[GOAL]
Extract all records. Keep each one exact.

[EXCERPTED DATA]

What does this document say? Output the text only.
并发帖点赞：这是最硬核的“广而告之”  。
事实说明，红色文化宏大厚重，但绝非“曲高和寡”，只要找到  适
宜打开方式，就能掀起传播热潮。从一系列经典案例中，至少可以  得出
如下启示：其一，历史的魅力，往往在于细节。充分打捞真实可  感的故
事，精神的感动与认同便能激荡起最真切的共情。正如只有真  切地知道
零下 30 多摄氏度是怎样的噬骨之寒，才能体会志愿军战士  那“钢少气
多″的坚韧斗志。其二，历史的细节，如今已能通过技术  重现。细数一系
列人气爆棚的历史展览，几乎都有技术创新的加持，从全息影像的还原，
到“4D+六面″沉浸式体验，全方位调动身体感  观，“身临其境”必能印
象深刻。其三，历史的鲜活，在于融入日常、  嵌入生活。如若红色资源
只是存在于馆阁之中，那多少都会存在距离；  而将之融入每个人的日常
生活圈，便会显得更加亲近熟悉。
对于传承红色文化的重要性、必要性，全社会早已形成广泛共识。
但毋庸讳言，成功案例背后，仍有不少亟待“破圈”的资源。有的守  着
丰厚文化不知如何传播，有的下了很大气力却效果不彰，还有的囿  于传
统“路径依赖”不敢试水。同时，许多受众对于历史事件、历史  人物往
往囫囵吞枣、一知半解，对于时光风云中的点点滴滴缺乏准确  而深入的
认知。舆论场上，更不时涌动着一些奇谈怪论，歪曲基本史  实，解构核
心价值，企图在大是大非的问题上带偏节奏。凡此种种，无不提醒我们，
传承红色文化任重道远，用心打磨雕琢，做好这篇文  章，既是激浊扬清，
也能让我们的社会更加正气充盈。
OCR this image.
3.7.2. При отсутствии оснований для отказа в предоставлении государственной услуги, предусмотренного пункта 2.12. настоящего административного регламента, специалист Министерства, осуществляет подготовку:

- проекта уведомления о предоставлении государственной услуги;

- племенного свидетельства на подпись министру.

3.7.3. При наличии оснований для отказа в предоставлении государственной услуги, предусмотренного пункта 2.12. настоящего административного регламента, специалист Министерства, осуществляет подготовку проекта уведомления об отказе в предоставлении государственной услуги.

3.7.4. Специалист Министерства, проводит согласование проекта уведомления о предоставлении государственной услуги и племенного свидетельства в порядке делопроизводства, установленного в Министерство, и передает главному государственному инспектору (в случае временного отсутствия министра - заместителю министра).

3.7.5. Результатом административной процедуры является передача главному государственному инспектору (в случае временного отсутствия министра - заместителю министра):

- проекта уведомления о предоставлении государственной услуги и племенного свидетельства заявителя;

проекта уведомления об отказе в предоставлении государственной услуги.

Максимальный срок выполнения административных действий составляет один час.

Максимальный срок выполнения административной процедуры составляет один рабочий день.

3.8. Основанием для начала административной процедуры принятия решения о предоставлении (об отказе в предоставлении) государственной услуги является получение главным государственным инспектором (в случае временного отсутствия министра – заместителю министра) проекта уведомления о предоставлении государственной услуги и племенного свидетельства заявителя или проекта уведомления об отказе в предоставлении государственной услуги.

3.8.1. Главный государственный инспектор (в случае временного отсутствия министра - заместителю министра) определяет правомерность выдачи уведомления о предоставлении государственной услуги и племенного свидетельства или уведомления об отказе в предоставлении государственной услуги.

[RESPONSE]
What does this document say? Output the text only.
并发帖点赞：这是最硬核的“广而告之”  。
事实说明，红色文化宏大厚重，但绝非“曲高和寡”，只要找到  适
宜打开方式，就能掀起传播热潮。从一系列经典案例中，至少可以  得出
如下启示：其一，历史的魅力，往往在于细节。充分打捞真实可  感的故
事，精神的感动与认同便能激荡起最真切的共情。正如只有真  切地知道
零下 30 多摄氏度是怎样的噬骨之寒，才能体会志愿军战士  那“钢少气
多″的坚韧斗志。其二，历史的细节，如今已能通过技术  重现。细数一系
列人气爆棚的历史展览，几乎都有技术创新的加持，从全息影像的还原，
到“4D+六面″沉浸式体验，全方位调动身体感  观，“身临其境”必能印
象深刻。其三，历史的鲜活，在于融入日常、  嵌入生活。如若红色资源
只是存在于馆阁之中，那多少都会存在距离；  而将之融入每个人的日常
生活圈，便会显得更加亲近熟悉。
对于传承红色文化的重要性、必要性，全社会早已形成广泛共识。
但毋庸讳言，成功案例背后，仍有不少亟待“破圈”的资源。有的守  着
丰厚文化不知如何传播，有的下了很大气力却效果不彰，还有的囿  于传
统“路径依赖”不敢试水。同时，许多受众对于历史事件、历史  人物往
往囫囵吞枣、一知半解，对于时光风云中的点点滴滴缺乏准确  而深入的
认知。舆论场上，更不时涌动着一些奇谈怪论，歪曲基本史  实，解构核
心价值，企图在大是大非的问题上带偏节奏。凡此种种，无不提醒我们，
传承红色文化任重道远，用心打磨雕琢，做好这篇文  章，既是激浊扬清，
也能让我们的社会更加正气充盈。
OCR this image.
3.7.2. При отсутствии оснований для отказа в предоставлении государственной услуги, предусмотренного пункта 2.12. настоящего административного регламента, специалист Министерства, осуществляет подготовку:

- проекта уведомления о предоставлении государственной услуги;

- племенного свидетельства на подпись министру.

3.7.3. При наличии оснований для отказа в предоставлении государственной услуги, предусмотренного пункта 2.12. настоящего административного регламента, специалист Министерства, осуществляет подготовку проекта уведомления об отказе в предоставлении государственной услуги.

3.7.4. Специалист Министерства, проводит согласование проекта уведомления о предоставлении государственной услуги и племенного свидетельства в порядке делопроизводства, установленного в Министерство, и передает главному государственному инспектору (в случае временного отсутствия министра - заместителю министра).

3.7.5. Результатом административной процедуры является передача главному государственному инспектору (в случае временного отсутствия министра - заместителю министра):

- проекта уведомления о предоставлении государственной услуги и племенного свидетельства заявителя;

проекта уведомления об отказе в предоставлении государственной услуги.

Максимальный срок выполнения административных действий составляет один час.

Максимальный срок выполнения административной процедуры составляет один рабочий день.

3.8. Основанием для начала административной процедуры принятия решения о предоставлении (об отказе в предоставлении) государственной услуги является получение главным государственным инспектором (в случае временного отсутствия министра – заместителю министра) проекта уведомления о предоставлении государственной услуги и племенного свидетельства заявителя или проекта уведомления об отказе в предоставлении государственной услуги.

3.8.1. Главный государственный инспектор (в случае временного отсутствия министра - заместителю министра) определяет правомерность выдачи уведомления о предоставлении государственной услуги и племенного свидетельства или уведомления об отказе в предоставлении государственной услуги.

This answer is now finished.